EXERCISE ▸ Copy each line of the records below that mentions the word "accession".

[Start of section]

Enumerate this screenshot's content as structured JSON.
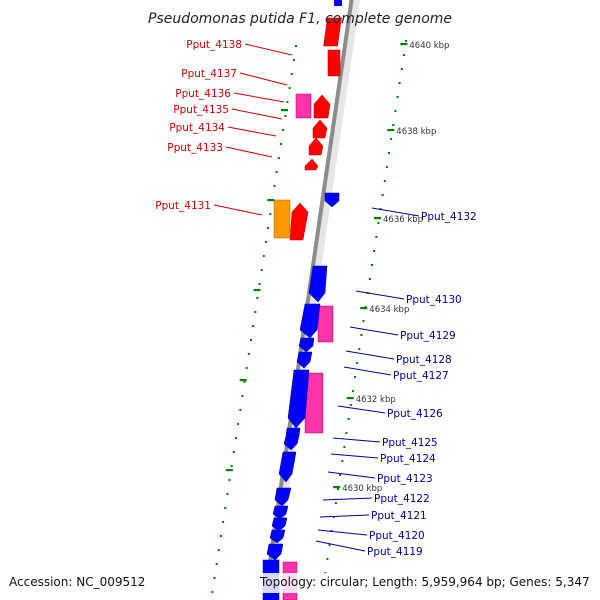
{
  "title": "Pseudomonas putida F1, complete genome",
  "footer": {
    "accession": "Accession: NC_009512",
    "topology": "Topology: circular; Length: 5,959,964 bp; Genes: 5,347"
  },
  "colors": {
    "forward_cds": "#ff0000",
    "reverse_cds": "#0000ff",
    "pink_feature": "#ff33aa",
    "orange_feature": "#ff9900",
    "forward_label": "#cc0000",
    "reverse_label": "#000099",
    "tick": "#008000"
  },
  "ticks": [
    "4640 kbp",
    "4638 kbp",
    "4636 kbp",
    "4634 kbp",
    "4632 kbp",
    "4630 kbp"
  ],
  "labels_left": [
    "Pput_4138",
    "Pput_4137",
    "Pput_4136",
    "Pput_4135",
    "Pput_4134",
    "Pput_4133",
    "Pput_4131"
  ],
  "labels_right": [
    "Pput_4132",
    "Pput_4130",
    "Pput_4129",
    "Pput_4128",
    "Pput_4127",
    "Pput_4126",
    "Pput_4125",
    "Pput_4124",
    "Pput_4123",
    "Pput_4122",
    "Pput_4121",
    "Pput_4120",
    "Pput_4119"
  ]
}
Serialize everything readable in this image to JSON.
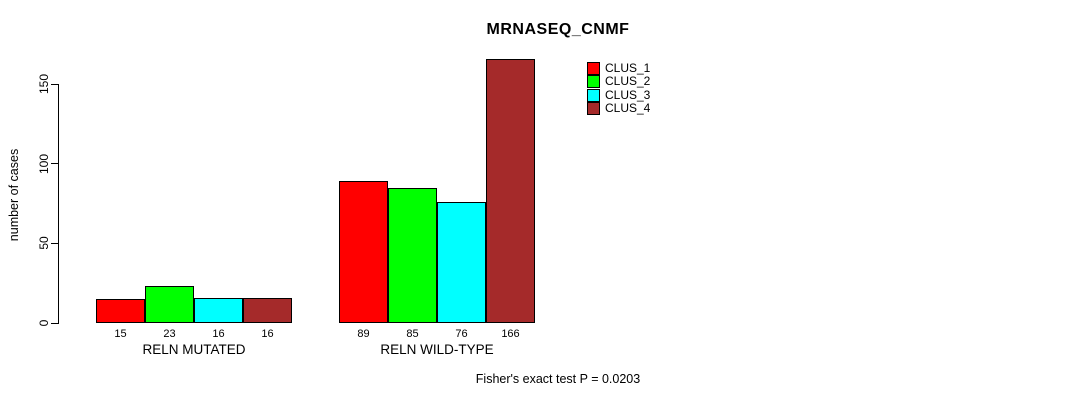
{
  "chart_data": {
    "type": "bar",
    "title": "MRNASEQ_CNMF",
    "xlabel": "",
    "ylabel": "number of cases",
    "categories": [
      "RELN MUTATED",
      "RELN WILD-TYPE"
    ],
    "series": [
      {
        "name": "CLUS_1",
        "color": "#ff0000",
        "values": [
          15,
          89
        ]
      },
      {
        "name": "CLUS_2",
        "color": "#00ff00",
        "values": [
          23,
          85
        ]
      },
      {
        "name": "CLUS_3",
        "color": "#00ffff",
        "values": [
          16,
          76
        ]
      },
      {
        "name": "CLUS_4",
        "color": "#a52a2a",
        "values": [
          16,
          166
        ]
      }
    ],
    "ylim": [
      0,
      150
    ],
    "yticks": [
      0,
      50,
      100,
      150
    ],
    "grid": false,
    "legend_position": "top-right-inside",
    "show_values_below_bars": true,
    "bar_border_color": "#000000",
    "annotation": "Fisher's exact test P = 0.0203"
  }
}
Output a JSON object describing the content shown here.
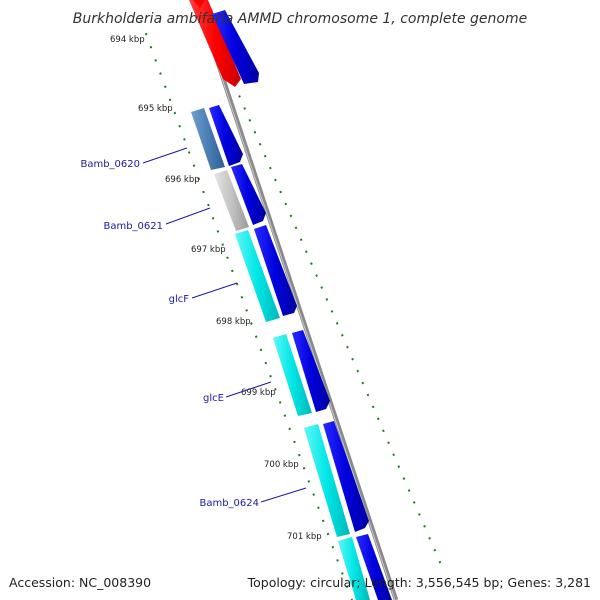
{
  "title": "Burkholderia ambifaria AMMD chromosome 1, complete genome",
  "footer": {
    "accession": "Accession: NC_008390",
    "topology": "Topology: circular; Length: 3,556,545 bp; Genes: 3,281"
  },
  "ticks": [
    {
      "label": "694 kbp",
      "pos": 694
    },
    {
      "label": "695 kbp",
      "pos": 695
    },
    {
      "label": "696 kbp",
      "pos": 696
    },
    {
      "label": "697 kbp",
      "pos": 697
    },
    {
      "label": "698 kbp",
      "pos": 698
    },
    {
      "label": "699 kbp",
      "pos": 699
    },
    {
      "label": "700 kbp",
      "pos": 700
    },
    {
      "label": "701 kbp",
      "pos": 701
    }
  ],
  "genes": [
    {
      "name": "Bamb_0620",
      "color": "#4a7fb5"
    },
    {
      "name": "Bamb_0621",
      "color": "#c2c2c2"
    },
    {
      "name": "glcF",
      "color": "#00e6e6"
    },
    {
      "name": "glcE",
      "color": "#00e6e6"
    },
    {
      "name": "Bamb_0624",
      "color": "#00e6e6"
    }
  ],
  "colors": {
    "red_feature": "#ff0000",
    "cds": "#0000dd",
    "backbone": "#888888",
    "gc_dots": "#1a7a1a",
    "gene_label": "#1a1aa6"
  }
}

[End of section]
[Start of section]

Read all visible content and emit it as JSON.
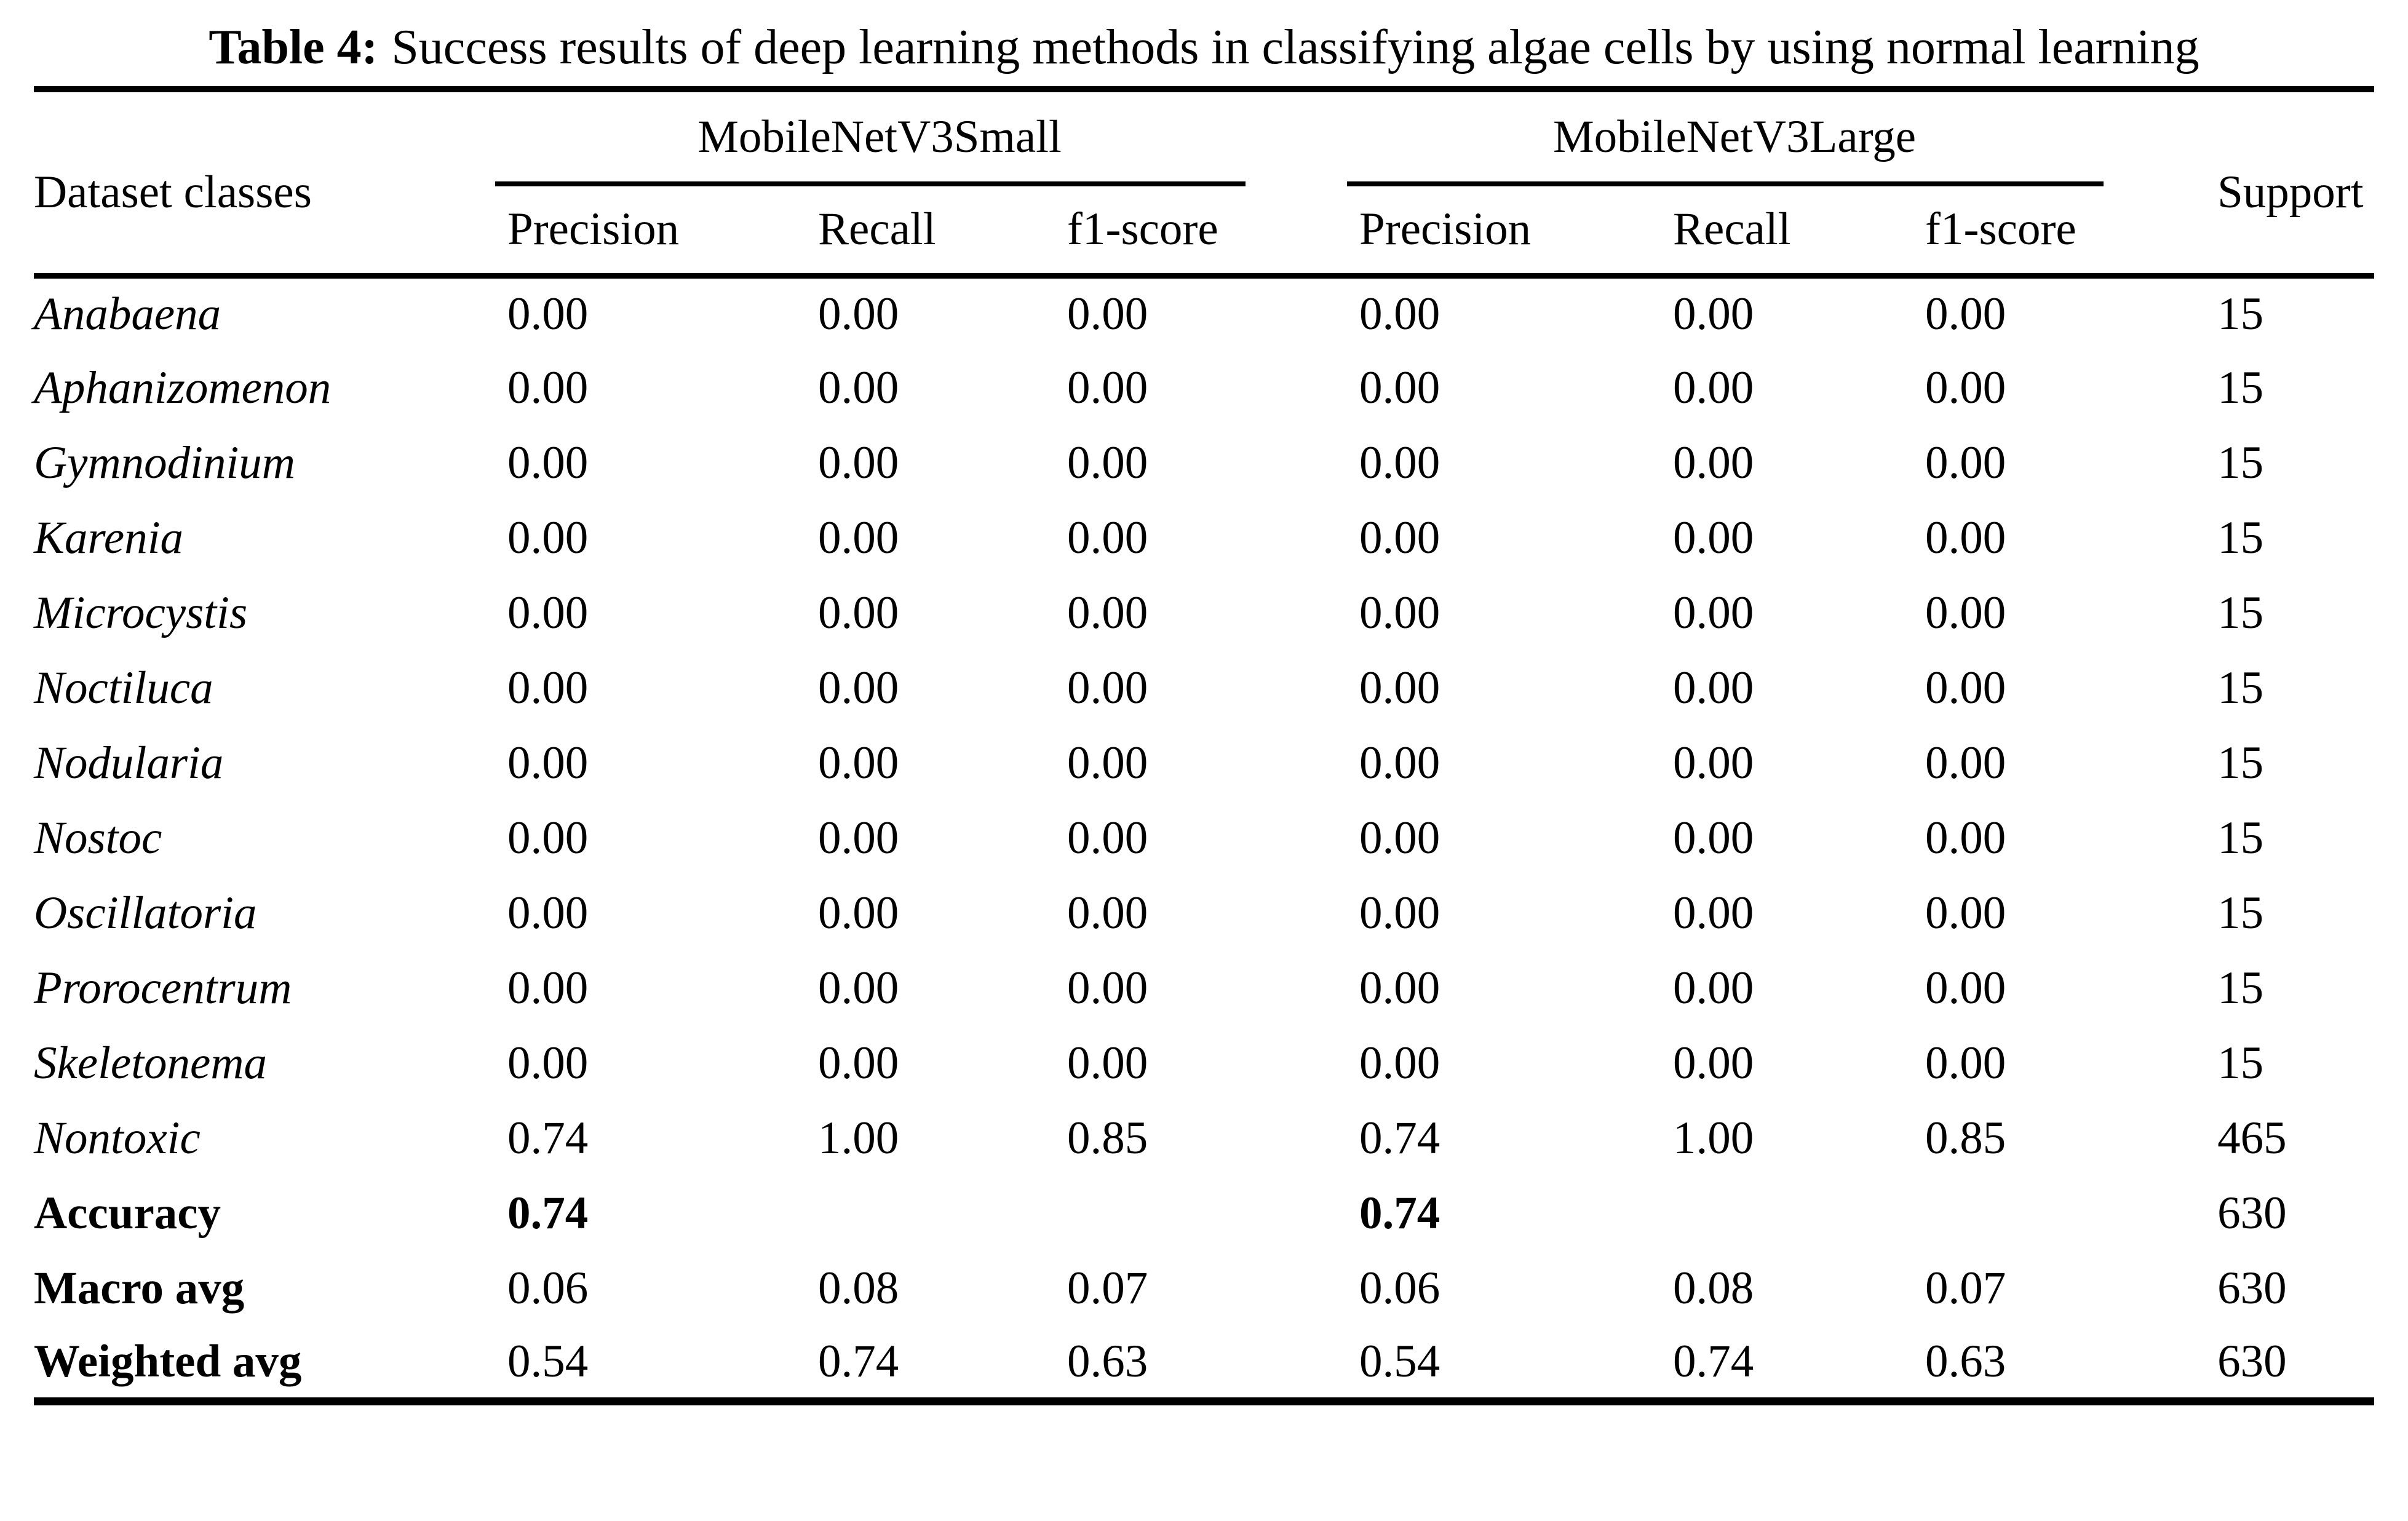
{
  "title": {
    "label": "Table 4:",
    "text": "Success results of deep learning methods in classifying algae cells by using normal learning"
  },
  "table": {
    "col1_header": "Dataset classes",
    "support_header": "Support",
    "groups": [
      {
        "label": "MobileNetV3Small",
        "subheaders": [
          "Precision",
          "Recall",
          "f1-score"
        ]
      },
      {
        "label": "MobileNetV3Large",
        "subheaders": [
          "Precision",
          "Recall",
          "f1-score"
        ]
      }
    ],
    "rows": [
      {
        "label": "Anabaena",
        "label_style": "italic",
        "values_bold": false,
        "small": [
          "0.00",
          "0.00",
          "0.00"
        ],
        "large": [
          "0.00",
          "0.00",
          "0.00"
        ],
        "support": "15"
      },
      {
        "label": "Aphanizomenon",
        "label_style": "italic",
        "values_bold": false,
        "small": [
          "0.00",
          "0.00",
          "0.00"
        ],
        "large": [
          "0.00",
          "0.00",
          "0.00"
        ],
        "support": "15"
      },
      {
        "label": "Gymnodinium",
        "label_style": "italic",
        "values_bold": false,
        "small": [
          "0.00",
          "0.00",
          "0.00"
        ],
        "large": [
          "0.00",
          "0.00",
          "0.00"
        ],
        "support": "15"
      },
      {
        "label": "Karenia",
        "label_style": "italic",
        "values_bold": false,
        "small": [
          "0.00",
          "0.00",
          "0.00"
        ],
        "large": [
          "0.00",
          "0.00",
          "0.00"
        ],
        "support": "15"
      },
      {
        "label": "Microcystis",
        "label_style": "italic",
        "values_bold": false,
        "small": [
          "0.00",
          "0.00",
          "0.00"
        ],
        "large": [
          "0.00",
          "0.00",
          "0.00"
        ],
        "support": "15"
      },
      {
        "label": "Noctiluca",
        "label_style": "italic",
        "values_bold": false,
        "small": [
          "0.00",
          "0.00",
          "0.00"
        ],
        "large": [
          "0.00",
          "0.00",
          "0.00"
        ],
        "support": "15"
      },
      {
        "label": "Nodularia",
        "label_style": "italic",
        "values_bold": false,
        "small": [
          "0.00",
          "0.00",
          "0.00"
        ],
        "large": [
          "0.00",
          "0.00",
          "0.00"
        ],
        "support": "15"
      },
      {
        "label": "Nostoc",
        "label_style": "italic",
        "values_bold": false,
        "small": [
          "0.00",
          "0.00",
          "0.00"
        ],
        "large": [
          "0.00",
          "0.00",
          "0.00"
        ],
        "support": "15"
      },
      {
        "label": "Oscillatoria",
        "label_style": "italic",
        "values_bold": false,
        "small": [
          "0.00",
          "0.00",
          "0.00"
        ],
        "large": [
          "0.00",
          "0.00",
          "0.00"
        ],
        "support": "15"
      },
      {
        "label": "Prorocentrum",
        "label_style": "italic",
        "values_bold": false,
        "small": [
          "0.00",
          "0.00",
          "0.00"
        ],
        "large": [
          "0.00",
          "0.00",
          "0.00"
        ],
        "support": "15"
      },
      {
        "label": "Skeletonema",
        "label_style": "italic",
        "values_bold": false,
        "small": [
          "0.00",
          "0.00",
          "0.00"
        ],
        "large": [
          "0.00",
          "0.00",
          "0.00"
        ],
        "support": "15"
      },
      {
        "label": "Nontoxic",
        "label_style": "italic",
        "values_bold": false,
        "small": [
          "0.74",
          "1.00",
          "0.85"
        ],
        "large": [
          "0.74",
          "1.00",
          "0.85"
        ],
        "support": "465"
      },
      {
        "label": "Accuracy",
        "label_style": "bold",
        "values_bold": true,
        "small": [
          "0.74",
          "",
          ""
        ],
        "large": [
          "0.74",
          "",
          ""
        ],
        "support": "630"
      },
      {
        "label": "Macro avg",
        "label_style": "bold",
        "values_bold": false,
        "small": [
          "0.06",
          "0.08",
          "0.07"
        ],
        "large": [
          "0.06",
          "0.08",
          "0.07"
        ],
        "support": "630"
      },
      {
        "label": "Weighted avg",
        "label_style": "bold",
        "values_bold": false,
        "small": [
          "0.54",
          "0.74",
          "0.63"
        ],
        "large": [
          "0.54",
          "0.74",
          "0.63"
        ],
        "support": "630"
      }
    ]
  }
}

[End of section]

THE COMPLETED TASK ▸
    "accession": "Accession: NC_009512",
    "accession": "Accession: NC_008390",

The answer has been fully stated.